■ **Exercise directions**: Below are the records; collect from them each line containing the string "标准状况下".

■ **Dataset records**:
++++++++
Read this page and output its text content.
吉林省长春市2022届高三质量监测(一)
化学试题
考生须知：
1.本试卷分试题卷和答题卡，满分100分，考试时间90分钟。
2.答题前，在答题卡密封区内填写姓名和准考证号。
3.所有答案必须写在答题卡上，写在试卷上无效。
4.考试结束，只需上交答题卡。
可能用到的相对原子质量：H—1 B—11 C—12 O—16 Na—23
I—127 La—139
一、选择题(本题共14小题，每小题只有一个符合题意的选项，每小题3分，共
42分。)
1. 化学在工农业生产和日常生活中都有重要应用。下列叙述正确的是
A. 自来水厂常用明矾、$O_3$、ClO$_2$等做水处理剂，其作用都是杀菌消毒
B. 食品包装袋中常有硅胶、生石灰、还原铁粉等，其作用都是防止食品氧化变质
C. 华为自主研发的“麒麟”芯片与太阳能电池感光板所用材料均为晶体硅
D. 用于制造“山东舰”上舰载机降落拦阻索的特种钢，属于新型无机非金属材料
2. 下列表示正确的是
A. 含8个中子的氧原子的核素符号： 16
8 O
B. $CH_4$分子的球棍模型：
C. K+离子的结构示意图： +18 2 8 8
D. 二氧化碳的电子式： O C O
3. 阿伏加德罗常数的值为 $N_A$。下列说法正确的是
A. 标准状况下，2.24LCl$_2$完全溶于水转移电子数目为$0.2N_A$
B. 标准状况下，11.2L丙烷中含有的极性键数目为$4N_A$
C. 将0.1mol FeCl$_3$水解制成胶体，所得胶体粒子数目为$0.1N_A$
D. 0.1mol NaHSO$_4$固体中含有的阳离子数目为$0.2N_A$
++++++++
■ **Solution for this exercise**:
A. 标准状况下，2.24LCl$_2$完全溶于水转移电子数目为$0.2N_A$
B. 标准状况下，11.2L丙烷中含有的极性键数目为$4N_A$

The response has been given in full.